#### BRIEF:
Of all the lines here, how many include the string "model"? Answer with the number only.

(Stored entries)
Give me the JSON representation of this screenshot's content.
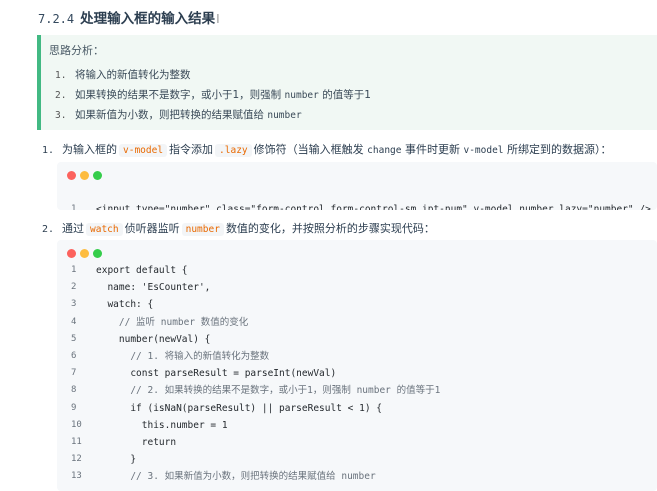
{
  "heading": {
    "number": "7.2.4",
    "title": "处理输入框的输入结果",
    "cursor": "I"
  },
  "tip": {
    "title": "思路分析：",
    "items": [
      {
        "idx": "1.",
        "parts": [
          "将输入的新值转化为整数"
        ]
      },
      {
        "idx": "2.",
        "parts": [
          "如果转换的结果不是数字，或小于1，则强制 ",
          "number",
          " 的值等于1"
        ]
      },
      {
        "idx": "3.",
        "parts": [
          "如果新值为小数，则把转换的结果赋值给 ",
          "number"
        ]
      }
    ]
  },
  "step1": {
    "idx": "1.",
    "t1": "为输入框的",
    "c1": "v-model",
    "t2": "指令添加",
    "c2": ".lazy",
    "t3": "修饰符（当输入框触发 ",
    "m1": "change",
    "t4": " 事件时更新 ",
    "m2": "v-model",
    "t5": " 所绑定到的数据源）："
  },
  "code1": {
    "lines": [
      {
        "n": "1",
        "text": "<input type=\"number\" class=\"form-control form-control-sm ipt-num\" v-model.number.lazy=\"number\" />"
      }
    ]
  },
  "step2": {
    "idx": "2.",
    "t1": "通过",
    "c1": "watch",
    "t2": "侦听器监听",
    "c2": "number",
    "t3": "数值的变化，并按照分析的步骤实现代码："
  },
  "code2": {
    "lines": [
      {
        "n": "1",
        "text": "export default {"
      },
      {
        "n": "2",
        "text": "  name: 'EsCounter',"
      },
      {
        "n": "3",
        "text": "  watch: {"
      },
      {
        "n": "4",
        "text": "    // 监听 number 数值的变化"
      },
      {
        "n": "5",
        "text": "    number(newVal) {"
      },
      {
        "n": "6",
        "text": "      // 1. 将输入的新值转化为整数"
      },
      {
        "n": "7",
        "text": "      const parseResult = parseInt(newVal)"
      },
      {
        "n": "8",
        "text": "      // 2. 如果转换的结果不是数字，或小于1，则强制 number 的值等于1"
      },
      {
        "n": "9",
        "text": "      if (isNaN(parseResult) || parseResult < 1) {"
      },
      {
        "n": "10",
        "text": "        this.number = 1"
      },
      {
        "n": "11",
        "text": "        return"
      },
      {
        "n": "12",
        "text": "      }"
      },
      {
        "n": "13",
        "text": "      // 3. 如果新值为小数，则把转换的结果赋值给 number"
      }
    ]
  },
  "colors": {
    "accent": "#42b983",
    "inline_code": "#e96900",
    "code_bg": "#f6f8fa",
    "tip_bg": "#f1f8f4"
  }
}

#### OUTPUT OF THE TASK:
3